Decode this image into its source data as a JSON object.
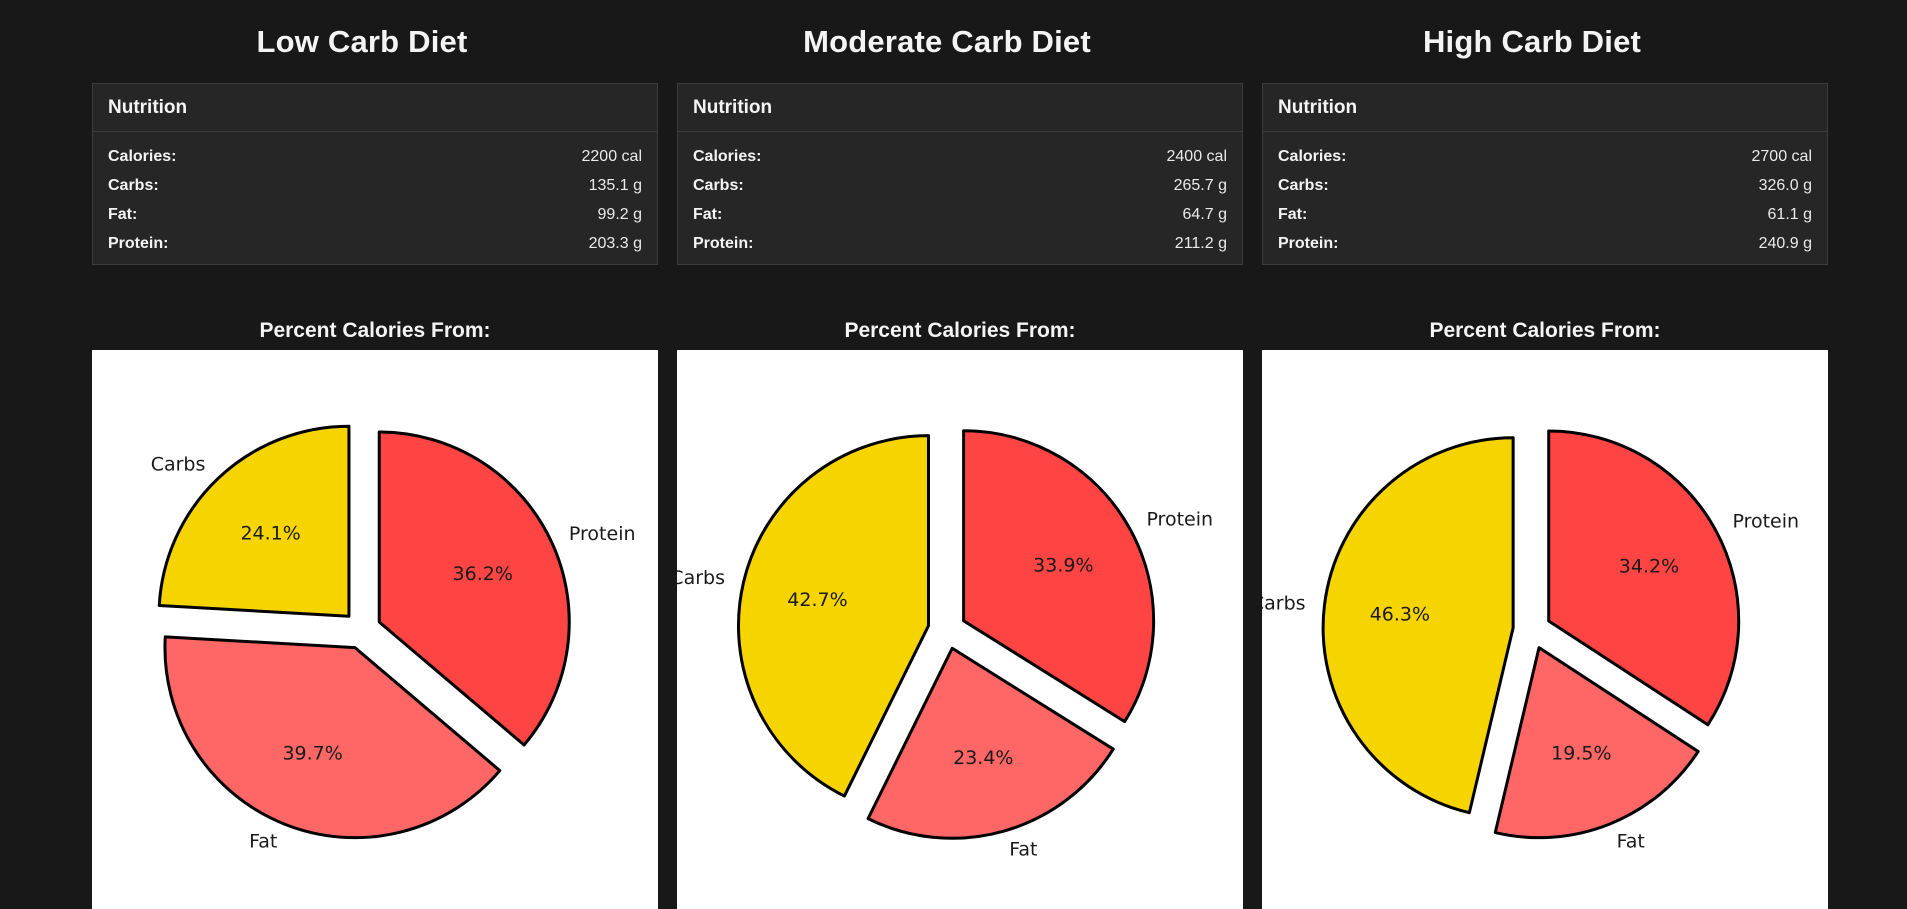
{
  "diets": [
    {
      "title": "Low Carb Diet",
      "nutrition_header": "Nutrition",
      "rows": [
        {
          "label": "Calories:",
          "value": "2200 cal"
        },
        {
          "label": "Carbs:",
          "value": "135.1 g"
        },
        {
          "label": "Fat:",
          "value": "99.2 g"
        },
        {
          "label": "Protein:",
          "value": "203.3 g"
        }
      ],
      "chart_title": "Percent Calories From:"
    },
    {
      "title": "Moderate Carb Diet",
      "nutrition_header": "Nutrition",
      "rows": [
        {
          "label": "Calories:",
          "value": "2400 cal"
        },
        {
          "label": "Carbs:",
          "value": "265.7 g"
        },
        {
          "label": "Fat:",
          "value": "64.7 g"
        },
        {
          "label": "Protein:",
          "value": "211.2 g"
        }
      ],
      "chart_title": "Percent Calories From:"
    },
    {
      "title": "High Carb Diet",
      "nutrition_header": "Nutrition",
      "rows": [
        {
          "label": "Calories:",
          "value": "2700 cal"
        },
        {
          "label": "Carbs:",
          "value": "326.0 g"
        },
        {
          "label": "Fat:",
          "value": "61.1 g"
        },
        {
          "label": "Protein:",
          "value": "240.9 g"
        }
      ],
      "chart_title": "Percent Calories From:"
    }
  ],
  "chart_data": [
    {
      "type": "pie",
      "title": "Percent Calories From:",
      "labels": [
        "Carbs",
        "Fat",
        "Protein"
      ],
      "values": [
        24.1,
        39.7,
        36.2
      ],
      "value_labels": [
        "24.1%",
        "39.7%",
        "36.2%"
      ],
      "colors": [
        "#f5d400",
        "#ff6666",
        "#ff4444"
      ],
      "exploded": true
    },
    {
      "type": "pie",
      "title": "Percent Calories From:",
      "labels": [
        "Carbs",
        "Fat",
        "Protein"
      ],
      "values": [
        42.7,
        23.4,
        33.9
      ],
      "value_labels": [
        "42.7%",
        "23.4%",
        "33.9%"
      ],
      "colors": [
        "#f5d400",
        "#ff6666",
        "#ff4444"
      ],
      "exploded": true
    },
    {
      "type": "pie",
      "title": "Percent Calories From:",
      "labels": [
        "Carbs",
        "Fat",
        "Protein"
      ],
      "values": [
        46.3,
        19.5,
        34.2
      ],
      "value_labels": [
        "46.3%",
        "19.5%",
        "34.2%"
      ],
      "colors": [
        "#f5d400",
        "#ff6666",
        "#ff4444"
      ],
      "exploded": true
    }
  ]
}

--

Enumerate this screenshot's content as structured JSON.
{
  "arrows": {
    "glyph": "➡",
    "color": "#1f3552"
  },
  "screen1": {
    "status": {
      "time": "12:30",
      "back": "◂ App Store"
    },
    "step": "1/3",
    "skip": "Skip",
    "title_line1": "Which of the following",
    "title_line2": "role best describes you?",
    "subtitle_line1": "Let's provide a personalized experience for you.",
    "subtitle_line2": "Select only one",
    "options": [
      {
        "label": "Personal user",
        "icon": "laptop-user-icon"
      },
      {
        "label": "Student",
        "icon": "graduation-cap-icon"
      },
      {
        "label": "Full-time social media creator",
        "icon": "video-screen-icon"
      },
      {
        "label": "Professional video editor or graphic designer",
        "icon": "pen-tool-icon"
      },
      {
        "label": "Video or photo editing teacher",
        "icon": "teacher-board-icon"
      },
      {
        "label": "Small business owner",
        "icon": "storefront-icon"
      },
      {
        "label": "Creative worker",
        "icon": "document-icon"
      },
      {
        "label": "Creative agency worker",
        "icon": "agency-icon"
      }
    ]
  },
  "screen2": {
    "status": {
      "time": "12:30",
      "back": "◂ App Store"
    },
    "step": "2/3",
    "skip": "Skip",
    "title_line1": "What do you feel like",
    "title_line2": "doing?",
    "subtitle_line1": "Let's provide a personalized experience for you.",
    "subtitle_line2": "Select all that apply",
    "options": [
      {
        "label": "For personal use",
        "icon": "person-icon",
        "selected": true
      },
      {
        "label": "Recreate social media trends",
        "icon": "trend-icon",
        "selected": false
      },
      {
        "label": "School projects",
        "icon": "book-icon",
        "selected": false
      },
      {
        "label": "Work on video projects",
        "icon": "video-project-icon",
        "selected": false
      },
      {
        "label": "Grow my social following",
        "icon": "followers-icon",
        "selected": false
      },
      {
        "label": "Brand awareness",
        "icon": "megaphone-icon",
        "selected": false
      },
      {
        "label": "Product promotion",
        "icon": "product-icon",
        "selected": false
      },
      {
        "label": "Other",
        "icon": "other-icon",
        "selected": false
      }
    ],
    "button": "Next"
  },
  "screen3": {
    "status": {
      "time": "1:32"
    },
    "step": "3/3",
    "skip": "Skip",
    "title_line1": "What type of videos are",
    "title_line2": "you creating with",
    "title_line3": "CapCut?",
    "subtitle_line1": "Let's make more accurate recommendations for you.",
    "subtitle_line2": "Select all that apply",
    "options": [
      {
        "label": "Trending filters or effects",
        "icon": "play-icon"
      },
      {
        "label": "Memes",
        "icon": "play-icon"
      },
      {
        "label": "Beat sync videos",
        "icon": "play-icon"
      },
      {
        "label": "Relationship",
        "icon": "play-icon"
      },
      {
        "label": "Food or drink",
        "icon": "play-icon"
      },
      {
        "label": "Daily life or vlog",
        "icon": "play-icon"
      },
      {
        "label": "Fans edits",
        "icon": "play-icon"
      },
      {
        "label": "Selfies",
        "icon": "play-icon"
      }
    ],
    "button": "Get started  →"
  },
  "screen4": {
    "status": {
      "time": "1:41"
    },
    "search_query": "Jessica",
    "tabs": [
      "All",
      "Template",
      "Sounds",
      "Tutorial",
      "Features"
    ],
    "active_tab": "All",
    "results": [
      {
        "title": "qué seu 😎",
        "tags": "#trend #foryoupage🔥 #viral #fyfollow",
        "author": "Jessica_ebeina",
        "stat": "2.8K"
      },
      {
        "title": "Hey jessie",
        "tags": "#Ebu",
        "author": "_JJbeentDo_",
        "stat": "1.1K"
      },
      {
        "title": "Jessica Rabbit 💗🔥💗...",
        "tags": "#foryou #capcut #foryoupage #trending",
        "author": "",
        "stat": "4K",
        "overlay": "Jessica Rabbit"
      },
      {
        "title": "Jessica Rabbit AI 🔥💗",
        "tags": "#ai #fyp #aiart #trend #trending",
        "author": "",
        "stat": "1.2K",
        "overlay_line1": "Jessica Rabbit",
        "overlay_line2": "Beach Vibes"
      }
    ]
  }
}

◆ **Work task**
Could you give the number of lines in the entries that contain the string "worker"? Only the number, please.

◆ **Response to this exercise**
2